§ **Source data**
* BEGIN *

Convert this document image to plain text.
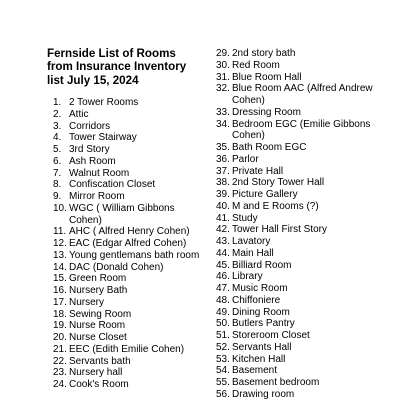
Fernside List of Rooms
from Insurance Inventory
list July 15, 2024
1. 2 Tower Rooms
2. Attic
3. Corridors
4. Tower Stairway
5. 3rd Story
6. Ash Room
7. Walnut Room
8. Confiscation Closet
9. Mirror Room
10. WGC ( William Gibbons Cohen)
11. AHC ( Alfred Henry Cohen)
12. EAC (Edgar Alfred Cohen)
13. Young gentlemans bath room
14. DAC (Donald Cohen)
15. Green Room
16. Nursery Bath
17. Nursery
18. Sewing Room
19. Nurse Room
20. Nurse Closet
21. EEC (Edith Emilie Cohen)
22. Servants bath
23. Nursery hall
24. Cook's Room
29. 2nd story bath
30. Red Room
31. Blue Room Hall
32. Blue Room AAC (Alfred Andrew Cohen)
33. Dressing Room
34. Bedroom EGC (Emilie Gibbons Cohen)
35. Bath Room EGC
36. Parlor
37. Private Hall
38. 2nd Story Tower Hall
39. Picture Gallery
40. M and E Rooms (?)
41. Study
42. Tower Hall First Story
43. Lavatory
44. Main Hall
45. Billiard Room
46. Library
47. Music Room
48. Chiffoniere
49. Dining Room
50. Butlers Pantry
51. Storeroom Closet
52. Servants Hall
53. Kitchen Hall
54. Basement
55. Basement bedroom
56. Drawing room
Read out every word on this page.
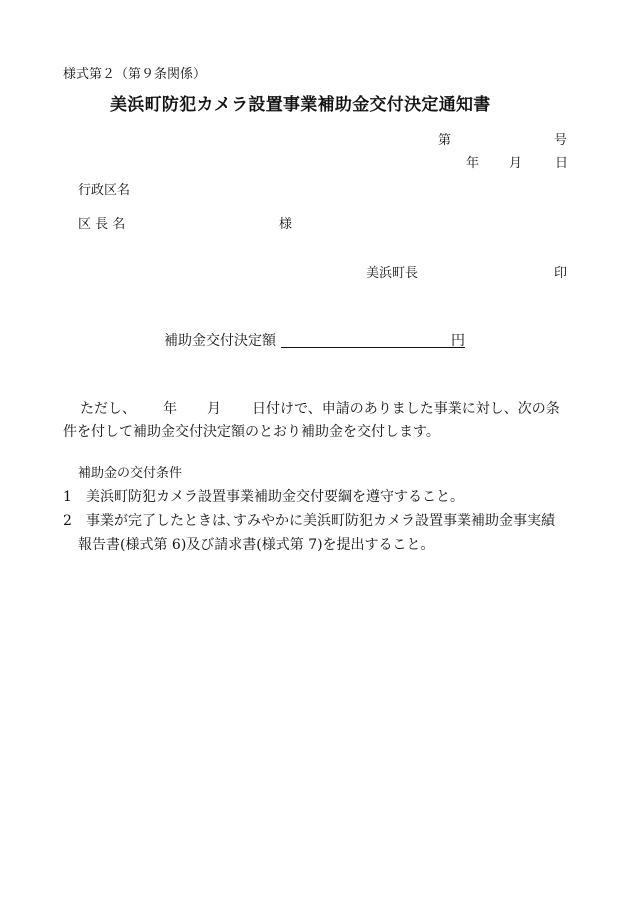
様式第２（第９条関係）
美浜町防犯カメラ設置事業補助金交付決定通知書
第	号
年 月	日
行政区名
区 長 名	様
美浜町長	印
補助金交付決定額	円
ただし、 年 月 日付けで、申請のありました事業に対し、次の条
件を付して補助金交付決定額のとおり補助金を交付します。
補助金の交付条件
1 美浜町防犯カメラ設置事業補助金交付要綱を遵守すること。
2 事業が完了したときは､すみやかに美浜町防犯カメラ設置事業補助金事実績
報告書(様式第 6)及び請求書(様式第 7)を提出すること。
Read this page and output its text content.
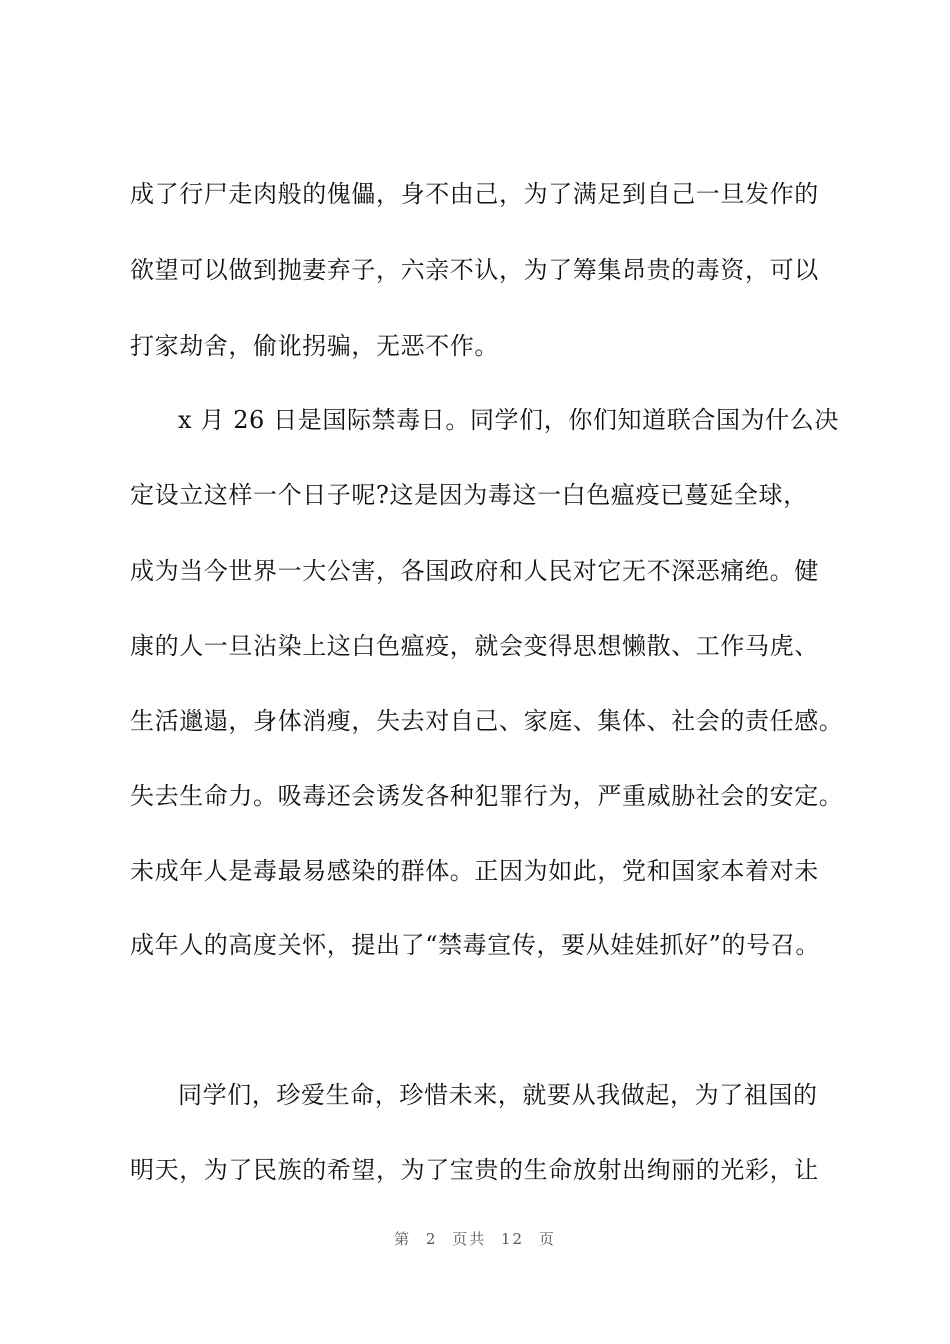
成了行尸走肉般的傀儡，身不由己，为了满足到自己一旦发作的
欲望可以做到抛妻弃子，六亲不认，为了筹集昂贵的毒资，可以
打家劫舍，偷讹拐骗，无恶不作。
x 月 26 日是国际禁毒日。同学们，你们知道联合国为什么决
定设立这样一个日子呢?这是因为毒这一白色瘟疫已蔓延全球，
成为当今世界一大公害，各国政府和人民对它无不深恶痛绝。健
康的人一旦沾染上这白色瘟疫，就会变得思想懒散、工作马虎、
生活邋遢，身体消瘦，失去对自己、家庭、集体、社会的责任感。
失去生命力。吸毒还会诱发各种犯罪行为，严重威胁社会的安定。
未成年人是毒最易感染的群体。正因为如此，党和国家本着对未
成年人的高度关怀，提出了“禁毒宣传，要从娃娃抓好”的号召。
同学们，珍爱生命，珍惜未来，就要从我做起，为了祖国的
明天，为了民族的希望，为了宝贵的生命放射出绚丽的光彩，让
第 2 页共 12 页
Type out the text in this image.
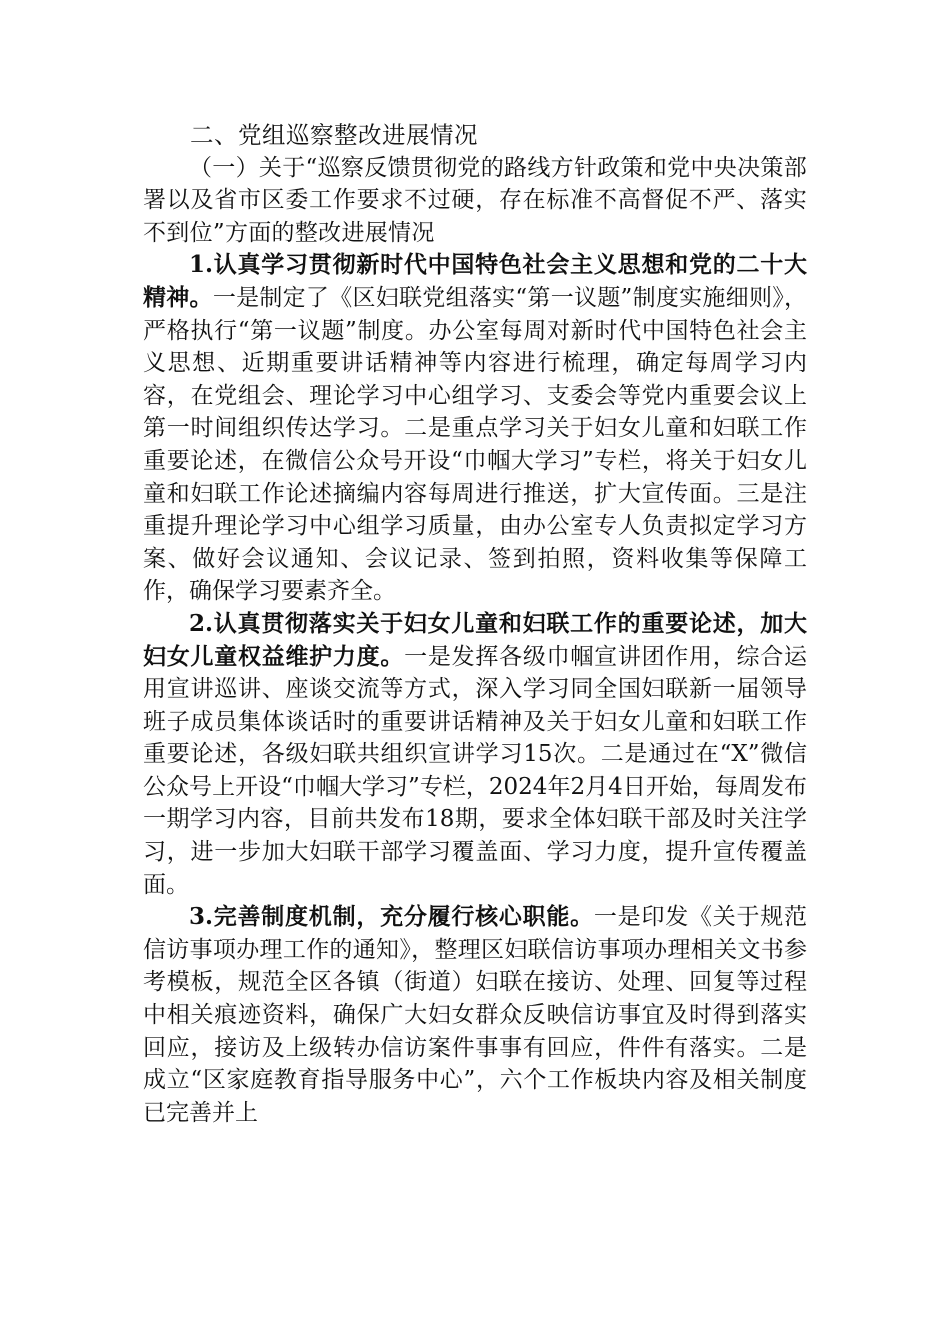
二、党组巡察整改进展情况

（一）关于“巡察反馈贯彻党的路线方针政策和党中央决策部署以及省市区委工作要求不过硬，存在标准不高督促不严、落实不到位”方面的整改进展情况

1.认真学习贯彻新时代中国特色社会主义思想和党的二十大精神。一是制定了《区妇联党组落实“第一议题”制度实施细则》，严格执行“第一议题”制度。办公室每周对新时代中国特色社会主义思想、近期重要讲话精神等内容进行梳理，确定每周学习内容，在党组会、理论学习中心组学习、支委会等党内重要会议上第一时间组织传达学习。二是重点学习关于妇女儿童和妇联工作重要论述，在微信公众号开设“巾帼大学习”专栏，将关于妇女儿童和妇联工作论述摘编内容每周进行推送，扩大宣传面。三是注重提升理论学习中心组学习质量，由办公室专人负责拟定学习方案、做好会议通知、会议记录、签到拍照，资料收集等保障工作，确保学习要素齐全。

2.认真贯彻落实关于妇女儿童和妇联工作的重要论述，加大妇女儿童权益维护力度。一是发挥各级巾帼宣讲团作用，综合运用宣讲巡讲、座谈交流等方式，深入学习同全国妇联新一届领导班子成员集体谈话时的重要讲话精神及关于妇女儿童和妇联工作重要论述，各级妇联共组织宣讲学习15次。二是通过在“X”微信公众号上开设“巾帼大学习”专栏，2024年2月4日开始，每周发布一期学习内容，目前共发布18期，要求全体妇联干部及时关注学习，进一步加大妇联干部学习覆盖面、学习力度，提升宣传覆盖面。

3.完善制度机制，充分履行核心职能。一是印发《关于规范信访事项办理工作的通知》，整理区妇联信访事项办理相关文书参考模板，规范全区各镇（街道）妇联在接访、处理、回复等过程中相关痕迹资料，确保广大妇女群众反映信访事宜及时得到落实回应，接访及上级转办信访案件事事有回应，件件有落实。二是成立“区家庭教育指导服务中心”，六个工作板块内容及相关制度已完善并上
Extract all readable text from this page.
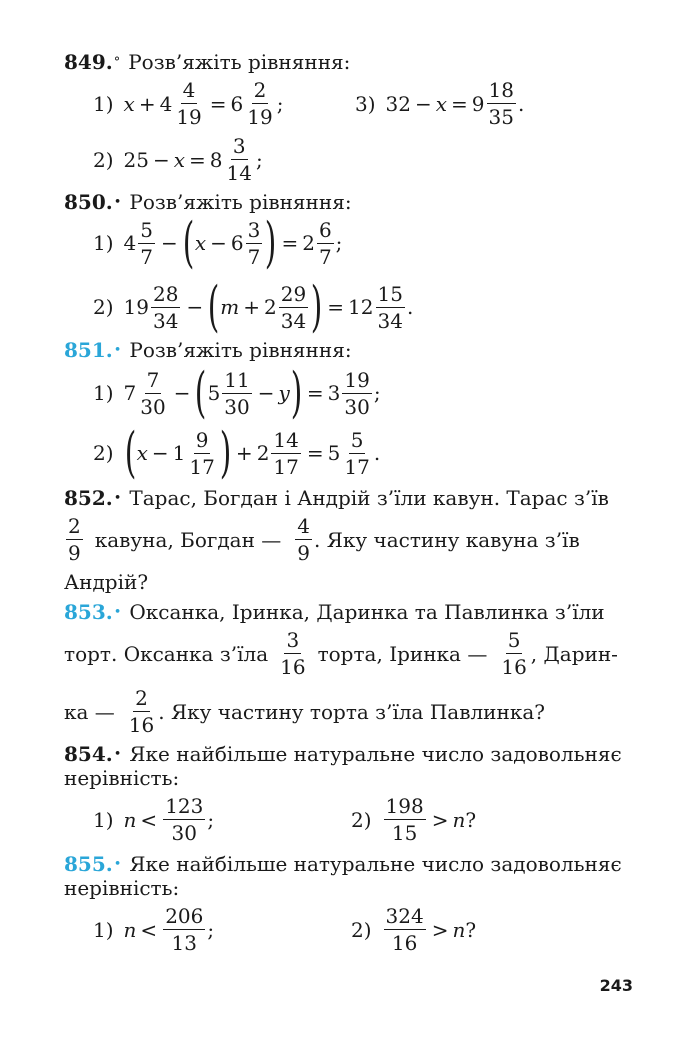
849. ° Розв’яжіть рівняння:
1) $x + 4 \frac{4}{19} = 6 \frac{2}{19}$ ;	3) $32 - x = 9 \frac{18}{35}$ .
2) $25 - x = 8 \frac{3}{14}$ ;
850. • Розв’яжіть рівняння:
1) $4 \frac{5}{7}$ − ( $x - 6 \frac{3}{7}$ ) = $2 \frac{6}{7}$ ;
2) $19 \frac{28}{34}$ − ( $m + 2 \frac{29}{34}$ ) = $12 \frac{15}{34}$ .
851. • Розв’яжіть рівняння:
1) $7 \frac{7}{30}$ − ( $5 \frac{11}{30} - y$ ) = $3 \frac{19}{30}$ ;
2) ( $x - 1 \frac{9}{17}$ ) + $2 \frac{14}{17} = 5 \frac{5}{17}$ .
852. • Тарас, Богдан і Андрій з’їли кавун. Тарас з’їв
$\frac{2}{9}$ кавуна, Богдан — $\frac{4}{9}$ . Яку частину кавуна з’їв
Андрій?
853. • Оксанка, Іринка, Даринка та Павлинка з’їли
торт. Оксанка з’їла $\frac{3}{16}$ торта, Іринка — $\frac{5}{16}$ , Дарин-
ка — $\frac{2}{16}$ . Яку частину торта з’їла Павлинка?
854. • Яке найбільше натуральне число задовольняє
нерівність:
1) $n < \frac{123}{30}$ ;	$2) \frac{198}{15} > n$ ?
855. • Яке найбільше натуральне число задовольняє
нерівність:
1) $n < \frac{206}{13}$ ;	$2) \frac{324}{16} > n$ ?
243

* END *

§ **Given task**
From the listing above, return each line with the word "Nursery".

§ **Correct answer**
16. Nursery Bath
17. Nursery
23. Nursery hall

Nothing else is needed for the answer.